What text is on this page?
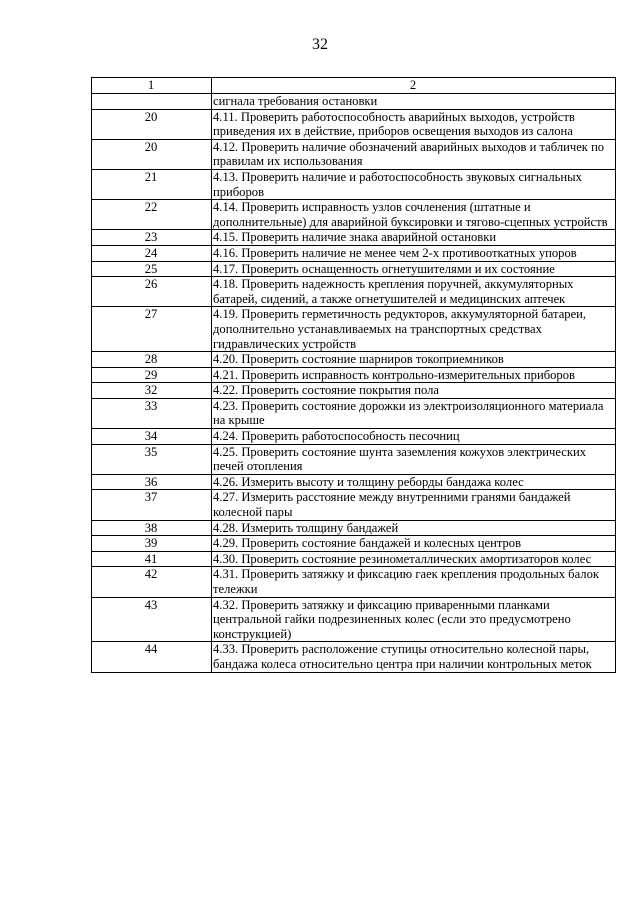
32
1	2
	сигнала требования остановки
20	4.11. Проверить работоспособность аварийных выходов, устройств приведения их в действие, приборов освещения выходов из салона
20	4.12. Проверить наличие обозначений аварийных выходов и табличек по правилам их использования
21	4.13. Проверить наличие и работоспособность звуковых сигнальных приборов
22	4.14. Проверить исправность узлов сочленения (штатные и дополнительные) для аварийной буксировки и тягово-сцепных устройств
23	4.15. Проверить наличие знака аварийной остановки
24	4.16. Проверить наличие не менее чем 2-х противооткатных упоров
25	4.17. Проверить оснащенность огнетушителями и их состояние
26	4.18. Проверить надежность крепления поручней, аккумуляторных батарей, сидений, а также огнетушителей и медицинских аптечек
27	4.19. Проверить герметичность редукторов, аккумуляторной батареи, дополнительно устанавливаемых на транспортных средствах гидравлических устройств
28	4.20. Проверить состояние шарниров токоприемников
29	4.21. Проверить исправность контрольно-измерительных приборов
32	4.22. Проверить состояние покрытия пола
33	4.23. Проверить состояние дорожки из электроизоляционного материала на крыше
34	4.24. Проверить работоспособность песочниц
35	4.25. Проверить состояние шунта заземления кожухов электрических печей отопления
36	4.26. Измерить высоту и толщину реборды бандажа колес
37	4.27. Измерить расстояние между внутренними гранями бандажей колесной пары
38	4.28. Измерить толщину бандажей
39	4.29. Проверить состояние бандажей и колесных центров
41	4.30. Проверить состояние резинометаллических амортизаторов колес
42	4.31. Проверить затяжку и фиксацию гаек крепления продольных балок тележки
43	4.32. Проверить затяжку и фиксацию приваренными планками центральной гайки подрезиненных колес (если это предусмотрено конструкцией)
44	4.33. Проверить расположение ступицы относительно колесной пары, бандажа колеса относительно центра при наличии контрольных меток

+++

** The problem **
Repeat the data in full and exactly. Omit pictures.

** Solution to the exercise **
What text is on this page?
32
1	2
	сигнала требования остановки
20	4.11. Проверить работоспособность аварийных выходов, устройств приведения их в действие, приборов освещения выходов из салона
20	4.12. Проверить наличие обозначений аварийных выходов и табличек по правилам их использования
21	4.13. Проверить наличие и работоспособность звуковых сигнальных приборов
22	4.14. Проверить исправность узлов сочленения (штатные и дополнительные) для аварийной буксировки и тягово-сцепных устройств
23	4.15. Проверить наличие знака аварийной остановки
24	4.16. Проверить наличие не менее чем 2-х противооткатных упоров
25	4.17. Проверить оснащенность огнетушителями и их состояние
26	4.18. Проверить надежность крепления поручней, аккумуляторных батарей, сидений, а также огнетушителей и медицинских аптечек
27	4.19. Проверить герметичность редукторов, аккумуляторной батареи, дополнительно устанавливаемых на транспортных средствах гидравлических устройств
28	4.20. Проверить состояние шарниров токоприемников
29	4.21. Проверить исправность контрольно-измерительных приборов
32	4.22. Проверить состояние покрытия пола
33	4.23. Проверить состояние дорожки из электроизоляционного материала на крыше
34	4.24. Проверить работоспособность песочниц
35	4.25. Проверить состояние шунта заземления кожухов электрических печей отопления
36	4.26. Измерить высоту и толщину реборды бандажа колес
37	4.27. Измерить расстояние между внутренними гранями бандажей колесной пары
38	4.28. Измерить толщину бандажей
39	4.29. Проверить состояние бандажей и колесных центров
41	4.30. Проверить состояние резинометаллических амортизаторов колес
42	4.31. Проверить затяжку и фиксацию гаек крепления продольных балок тележки
43	4.32. Проверить затяжку и фиксацию приваренными планками центральной гайки подрезиненных колес (если это предусмотрено конструкцией)
44	4.33. Проверить расположение ступицы относительно колесной пары, бандажа колеса относительно центра при наличии контрольных меток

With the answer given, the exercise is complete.